[Collection entries]

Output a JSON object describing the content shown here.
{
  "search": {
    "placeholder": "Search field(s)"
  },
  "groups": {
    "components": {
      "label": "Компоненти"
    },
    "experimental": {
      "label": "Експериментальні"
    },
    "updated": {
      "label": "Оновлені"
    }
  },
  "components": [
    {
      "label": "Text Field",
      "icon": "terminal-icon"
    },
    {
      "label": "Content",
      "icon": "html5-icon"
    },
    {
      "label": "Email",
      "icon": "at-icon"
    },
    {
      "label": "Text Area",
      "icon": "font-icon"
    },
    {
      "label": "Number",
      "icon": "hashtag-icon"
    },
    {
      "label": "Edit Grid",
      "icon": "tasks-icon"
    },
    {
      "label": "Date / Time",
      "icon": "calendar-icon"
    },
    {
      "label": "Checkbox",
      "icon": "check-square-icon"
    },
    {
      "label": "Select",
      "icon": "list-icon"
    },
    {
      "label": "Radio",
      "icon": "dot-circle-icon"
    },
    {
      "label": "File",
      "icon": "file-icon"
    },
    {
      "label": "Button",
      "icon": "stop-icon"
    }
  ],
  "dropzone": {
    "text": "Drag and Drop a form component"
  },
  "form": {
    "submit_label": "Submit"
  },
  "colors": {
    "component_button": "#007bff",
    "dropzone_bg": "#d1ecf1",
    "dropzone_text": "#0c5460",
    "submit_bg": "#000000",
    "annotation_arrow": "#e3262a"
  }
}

## [Given instruction]
Every record above should be copied exactly.

## [Result of the exercise]
Output a JSON object describing the content shown here.
{
  "search": {
    "placeholder": "Search field(s)"
  },
  "groups": {
    "components": {
      "label": "Компоненти"
    },
    "experimental": {
      "label": "Експериментальні"
    },
    "updated": {
      "label": "Оновлені"
    }
  },
  "components": [
    {
      "label": "Text Field",
      "icon": "terminal-icon"
    },
    {
      "label": "Content",
      "icon": "html5-icon"
    },
    {
      "label": "Email",
      "icon": "at-icon"
    },
    {
      "label": "Text Area",
      "icon": "font-icon"
    },
    {
      "label": "Number",
      "icon": "hashtag-icon"
    },
    {
      "label": "Edit Grid",
      "icon": "tasks-icon"
    },
    {
      "label": "Date / Time",
      "icon": "calendar-icon"
    },
    {
      "label": "Checkbox",
      "icon": "check-square-icon"
    },
    {
      "label": "Select",
      "icon": "list-icon"
    },
    {
      "label": "Radio",
      "icon": "dot-circle-icon"
    },
    {
      "label": "File",
      "icon": "file-icon"
    },
    {
      "label": "Button",
      "icon": "stop-icon"
    }
  ],
  "dropzone": {
    "text": "Drag and Drop a form component"
  },
  "form": {
    "submit_label": "Submit"
  },
  "colors": {
    "component_button": "#007bff",
    "dropzone_bg": "#d1ecf1",
    "dropzone_text": "#0c5460",
    "submit_bg": "#000000",
    "annotation_arrow": "#e3262a"
  }
}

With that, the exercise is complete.